• [AIM OF THE EXERCISE]
Look through the material and copy each line holding "name".
— start —
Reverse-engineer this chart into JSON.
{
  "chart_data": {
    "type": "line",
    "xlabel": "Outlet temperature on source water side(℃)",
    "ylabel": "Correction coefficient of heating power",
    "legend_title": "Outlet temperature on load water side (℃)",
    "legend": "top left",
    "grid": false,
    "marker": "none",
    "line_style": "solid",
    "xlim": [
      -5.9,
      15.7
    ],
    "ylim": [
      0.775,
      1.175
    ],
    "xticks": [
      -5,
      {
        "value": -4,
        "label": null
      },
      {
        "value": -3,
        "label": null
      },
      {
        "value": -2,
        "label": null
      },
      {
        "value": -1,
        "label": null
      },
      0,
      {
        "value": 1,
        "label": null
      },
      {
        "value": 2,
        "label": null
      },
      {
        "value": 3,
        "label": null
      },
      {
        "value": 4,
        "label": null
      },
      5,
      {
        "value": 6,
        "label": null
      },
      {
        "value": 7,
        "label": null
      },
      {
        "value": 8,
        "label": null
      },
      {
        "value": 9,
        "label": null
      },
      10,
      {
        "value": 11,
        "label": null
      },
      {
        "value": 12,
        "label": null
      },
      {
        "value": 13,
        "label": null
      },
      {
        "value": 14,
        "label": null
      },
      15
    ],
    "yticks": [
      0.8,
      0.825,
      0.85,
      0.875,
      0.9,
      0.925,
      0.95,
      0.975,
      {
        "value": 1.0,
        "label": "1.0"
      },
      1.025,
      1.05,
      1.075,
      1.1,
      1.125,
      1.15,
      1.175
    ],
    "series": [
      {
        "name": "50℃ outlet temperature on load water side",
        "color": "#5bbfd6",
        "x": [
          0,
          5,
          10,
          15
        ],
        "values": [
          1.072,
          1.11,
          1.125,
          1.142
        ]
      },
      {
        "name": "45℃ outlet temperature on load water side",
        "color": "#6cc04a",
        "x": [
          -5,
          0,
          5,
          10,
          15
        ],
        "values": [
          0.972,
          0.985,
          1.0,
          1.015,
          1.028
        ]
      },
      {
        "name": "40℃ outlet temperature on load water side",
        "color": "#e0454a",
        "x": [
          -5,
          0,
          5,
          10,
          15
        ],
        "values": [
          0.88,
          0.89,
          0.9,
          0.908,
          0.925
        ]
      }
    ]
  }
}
— end —
• [ANSWER FOR THIS EXERCISE]
        "name": "50℃ outlet temperature on load water side",
        "name": "45℃ outlet temperature on load water side",
        "name": "40℃ outlet temperature on load water side",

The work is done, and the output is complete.